--- WORK TO BE COMPLETED ---
Your task is to extract every entry that follows word for word while excluding the pictures.

(Records that describe figures)
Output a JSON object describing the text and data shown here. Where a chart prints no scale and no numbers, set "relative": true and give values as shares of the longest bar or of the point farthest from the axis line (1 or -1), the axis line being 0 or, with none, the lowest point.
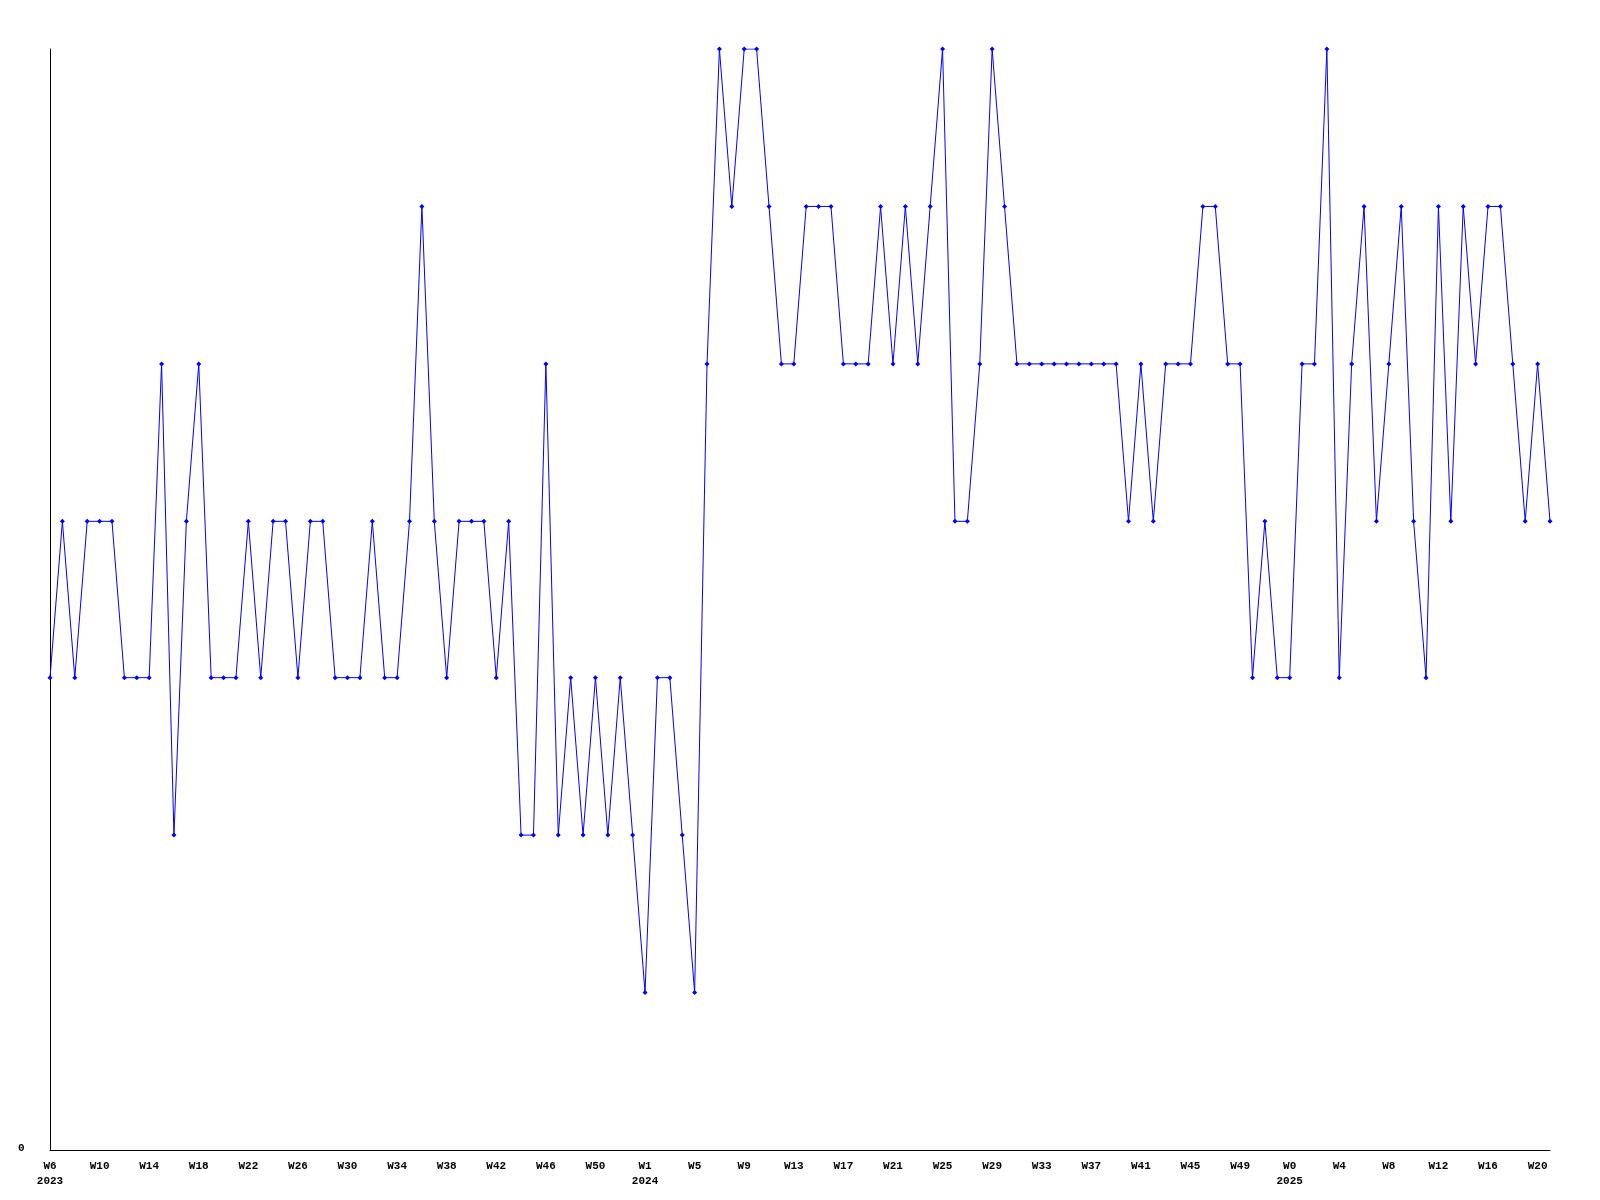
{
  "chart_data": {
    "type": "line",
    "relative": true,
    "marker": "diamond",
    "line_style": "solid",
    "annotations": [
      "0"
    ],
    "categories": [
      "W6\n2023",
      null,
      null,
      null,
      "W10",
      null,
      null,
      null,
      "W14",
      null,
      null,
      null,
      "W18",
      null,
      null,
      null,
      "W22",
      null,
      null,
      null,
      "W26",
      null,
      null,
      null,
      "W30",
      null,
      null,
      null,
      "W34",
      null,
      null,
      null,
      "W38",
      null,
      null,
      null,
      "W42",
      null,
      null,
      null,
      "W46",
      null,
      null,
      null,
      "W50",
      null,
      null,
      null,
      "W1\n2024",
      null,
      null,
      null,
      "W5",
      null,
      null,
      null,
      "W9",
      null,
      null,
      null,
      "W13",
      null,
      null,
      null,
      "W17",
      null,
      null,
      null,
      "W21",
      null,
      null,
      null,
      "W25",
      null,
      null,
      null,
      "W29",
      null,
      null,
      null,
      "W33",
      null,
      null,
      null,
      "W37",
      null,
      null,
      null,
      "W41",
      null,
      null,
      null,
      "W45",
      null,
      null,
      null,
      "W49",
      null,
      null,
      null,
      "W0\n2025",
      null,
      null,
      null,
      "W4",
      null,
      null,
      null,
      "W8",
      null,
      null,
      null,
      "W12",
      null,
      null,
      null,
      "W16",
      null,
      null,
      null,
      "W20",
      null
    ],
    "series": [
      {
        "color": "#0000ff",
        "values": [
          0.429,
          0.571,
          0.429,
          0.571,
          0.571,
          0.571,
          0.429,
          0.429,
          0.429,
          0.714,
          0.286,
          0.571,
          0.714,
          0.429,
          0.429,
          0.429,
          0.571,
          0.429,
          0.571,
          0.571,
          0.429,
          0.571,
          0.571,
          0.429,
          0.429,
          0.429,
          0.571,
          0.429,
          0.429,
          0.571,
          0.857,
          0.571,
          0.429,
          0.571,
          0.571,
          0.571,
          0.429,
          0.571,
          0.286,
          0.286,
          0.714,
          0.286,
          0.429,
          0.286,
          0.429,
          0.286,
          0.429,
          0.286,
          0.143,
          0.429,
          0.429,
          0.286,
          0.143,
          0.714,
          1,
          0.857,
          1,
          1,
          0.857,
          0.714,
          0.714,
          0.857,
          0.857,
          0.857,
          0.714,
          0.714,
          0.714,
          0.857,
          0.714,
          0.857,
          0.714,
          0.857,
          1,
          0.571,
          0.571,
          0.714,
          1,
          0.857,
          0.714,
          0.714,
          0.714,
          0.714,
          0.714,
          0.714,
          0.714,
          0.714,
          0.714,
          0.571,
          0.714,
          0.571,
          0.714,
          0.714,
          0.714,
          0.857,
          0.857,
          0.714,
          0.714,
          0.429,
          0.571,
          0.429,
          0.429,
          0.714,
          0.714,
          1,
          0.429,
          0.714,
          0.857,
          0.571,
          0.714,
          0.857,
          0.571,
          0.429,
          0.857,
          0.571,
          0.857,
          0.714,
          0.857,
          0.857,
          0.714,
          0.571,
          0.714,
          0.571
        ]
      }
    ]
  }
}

--- COMPLETE RESPONSE ---
Output a JSON object describing the text and data shown here. Where a chart prints no scale and no numbers, set "relative": true and give values as shares of the longest bar or of the point farthest from the axis line (1 or -1), the axis line being 0 or, with none, the lowest point.
{
  "chart_data": {
    "type": "line",
    "relative": true,
    "marker": "diamond",
    "line_style": "solid",
    "annotations": [
      "0"
    ],
    "categories": [
      "W6\n2023",
      null,
      null,
      null,
      "W10",
      null,
      null,
      null,
      "W14",
      null,
      null,
      null,
      "W18",
      null,
      null,
      null,
      "W22",
      null,
      null,
      null,
      "W26",
      null,
      null,
      null,
      "W30",
      null,
      null,
      null,
      "W34",
      null,
      null,
      null,
      "W38",
      null,
      null,
      null,
      "W42",
      null,
      null,
      null,
      "W46",
      null,
      null,
      null,
      "W50",
      null,
      null,
      null,
      "W1\n2024",
      null,
      null,
      null,
      "W5",
      null,
      null,
      null,
      "W9",
      null,
      null,
      null,
      "W13",
      null,
      null,
      null,
      "W17",
      null,
      null,
      null,
      "W21",
      null,
      null,
      null,
      "W25",
      null,
      null,
      null,
      "W29",
      null,
      null,
      null,
      "W33",
      null,
      null,
      null,
      "W37",
      null,
      null,
      null,
      "W41",
      null,
      null,
      null,
      "W45",
      null,
      null,
      null,
      "W49",
      null,
      null,
      null,
      "W0\n2025",
      null,
      null,
      null,
      "W4",
      null,
      null,
      null,
      "W8",
      null,
      null,
      null,
      "W12",
      null,
      null,
      null,
      "W16",
      null,
      null,
      null,
      "W20",
      null
    ],
    "series": [
      {
        "color": "#0000ff",
        "values": [
          0.429,
          0.571,
          0.429,
          0.571,
          0.571,
          0.571,
          0.429,
          0.429,
          0.429,
          0.714,
          0.286,
          0.571,
          0.714,
          0.429,
          0.429,
          0.429,
          0.571,
          0.429,
          0.571,
          0.571,
          0.429,
          0.571,
          0.571,
          0.429,
          0.429,
          0.429,
          0.571,
          0.429,
          0.429,
          0.571,
          0.857,
          0.571,
          0.429,
          0.571,
          0.571,
          0.571,
          0.429,
          0.571,
          0.286,
          0.286,
          0.714,
          0.286,
          0.429,
          0.286,
          0.429,
          0.286,
          0.429,
          0.286,
          0.143,
          0.429,
          0.429,
          0.286,
          0.143,
          0.714,
          1,
          0.857,
          1,
          1,
          0.857,
          0.714,
          0.714,
          0.857,
          0.857,
          0.857,
          0.714,
          0.714,
          0.714,
          0.857,
          0.714,
          0.857,
          0.714,
          0.857,
          1,
          0.571,
          0.571,
          0.714,
          1,
          0.857,
          0.714,
          0.714,
          0.714,
          0.714,
          0.714,
          0.714,
          0.714,
          0.714,
          0.714,
          0.571,
          0.714,
          0.571,
          0.714,
          0.714,
          0.714,
          0.857,
          0.857,
          0.714,
          0.714,
          0.429,
          0.571,
          0.429,
          0.429,
          0.714,
          0.714,
          1,
          0.429,
          0.714,
          0.857,
          0.571,
          0.714,
          0.857,
          0.571,
          0.429,
          0.857,
          0.571,
          0.857,
          0.714,
          0.857,
          0.857,
          0.714,
          0.571,
          0.714,
          0.571
        ]
      }
    ]
  }
}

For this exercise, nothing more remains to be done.